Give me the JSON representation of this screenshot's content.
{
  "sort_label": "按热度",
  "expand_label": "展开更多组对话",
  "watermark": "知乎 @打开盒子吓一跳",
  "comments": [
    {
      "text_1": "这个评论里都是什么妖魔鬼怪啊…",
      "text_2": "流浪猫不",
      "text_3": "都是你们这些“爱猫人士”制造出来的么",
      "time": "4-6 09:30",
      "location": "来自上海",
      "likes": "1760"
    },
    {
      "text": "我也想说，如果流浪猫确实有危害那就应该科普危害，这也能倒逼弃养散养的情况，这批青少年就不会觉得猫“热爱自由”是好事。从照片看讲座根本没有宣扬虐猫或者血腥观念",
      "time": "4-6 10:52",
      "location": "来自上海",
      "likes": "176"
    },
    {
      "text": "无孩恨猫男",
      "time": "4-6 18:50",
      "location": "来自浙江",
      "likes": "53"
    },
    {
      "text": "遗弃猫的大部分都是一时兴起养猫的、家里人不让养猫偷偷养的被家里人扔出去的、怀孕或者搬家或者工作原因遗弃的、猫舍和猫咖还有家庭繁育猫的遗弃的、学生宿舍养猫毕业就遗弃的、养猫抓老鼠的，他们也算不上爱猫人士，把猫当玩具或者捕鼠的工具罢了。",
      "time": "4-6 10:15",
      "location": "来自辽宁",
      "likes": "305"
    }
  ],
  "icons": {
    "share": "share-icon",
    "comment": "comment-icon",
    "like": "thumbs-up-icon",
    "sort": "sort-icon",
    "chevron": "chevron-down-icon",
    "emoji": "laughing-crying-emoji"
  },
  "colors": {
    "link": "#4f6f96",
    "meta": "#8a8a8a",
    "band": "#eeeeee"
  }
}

------------

*OBJECTIVE*. Retype all the records, matching them exactly.

*ANSWER*.
Give me the JSON representation of this screenshot's content.
{
  "sort_label": "按热度",
  "expand_label": "展开更多组对话",
  "watermark": "知乎 @打开盒子吓一跳",
  "comments": [
    {
      "text_1": "这个评论里都是什么妖魔鬼怪啊…",
      "text_2": "流浪猫不",
      "text_3": "都是你们这些“爱猫人士”制造出来的么",
      "time": "4-6 09:30",
      "location": "来自上海",
      "likes": "1760"
    },
    {
      "text": "我也想说，如果流浪猫确实有危害那就应该科普危害，这也能倒逼弃养散养的情况，这批青少年就不会觉得猫“热爱自由”是好事。从照片看讲座根本没有宣扬虐猫或者血腥观念",
      "time": "4-6 10:52",
      "location": "来自上海",
      "likes": "176"
    },
    {
      "text": "无孩恨猫男",
      "time": "4-6 18:50",
      "location": "来自浙江",
      "likes": "53"
    },
    {
      "text": "遗弃猫的大部分都是一时兴起养猫的、家里人不让养猫偷偷养的被家里人扔出去的、怀孕或者搬家或者工作原因遗弃的、猫舍和猫咖还有家庭繁育猫的遗弃的、学生宿舍养猫毕业就遗弃的、养猫抓老鼠的，他们也算不上爱猫人士，把猫当玩具或者捕鼠的工具罢了。",
      "time": "4-6 10:15",
      "location": "来自辽宁",
      "likes": "305"
    }
  ],
  "icons": {
    "share": "share-icon",
    "comment": "comment-icon",
    "like": "thumbs-up-icon",
    "sort": "sort-icon",
    "chevron": "chevron-down-icon",
    "emoji": "laughing-crying-emoji"
  },
  "colors": {
    "link": "#4f6f96",
    "meta": "#8a8a8a",
    "band": "#eeeeee"
  }
}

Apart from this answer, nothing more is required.